Wherever the string "color" shows up in a line, count that line. Give the total alone.

──────────────────────────────

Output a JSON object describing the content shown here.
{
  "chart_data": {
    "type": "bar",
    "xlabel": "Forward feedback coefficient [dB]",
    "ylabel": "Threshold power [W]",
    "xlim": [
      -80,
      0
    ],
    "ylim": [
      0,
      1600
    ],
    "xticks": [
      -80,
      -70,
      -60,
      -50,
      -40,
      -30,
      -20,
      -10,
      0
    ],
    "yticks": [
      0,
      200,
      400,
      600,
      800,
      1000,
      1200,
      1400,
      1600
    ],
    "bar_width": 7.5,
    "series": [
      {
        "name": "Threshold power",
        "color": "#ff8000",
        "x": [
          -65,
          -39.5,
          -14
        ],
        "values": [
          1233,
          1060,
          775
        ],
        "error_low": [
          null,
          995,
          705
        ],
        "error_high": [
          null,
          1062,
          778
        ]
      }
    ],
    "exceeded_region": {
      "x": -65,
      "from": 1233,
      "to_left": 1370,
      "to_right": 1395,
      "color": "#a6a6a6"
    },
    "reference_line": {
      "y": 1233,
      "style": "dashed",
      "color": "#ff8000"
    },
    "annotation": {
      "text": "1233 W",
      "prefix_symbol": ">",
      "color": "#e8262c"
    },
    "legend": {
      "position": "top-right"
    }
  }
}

──────────────────────────────

### SOLUTION TO THE EXERCISE
4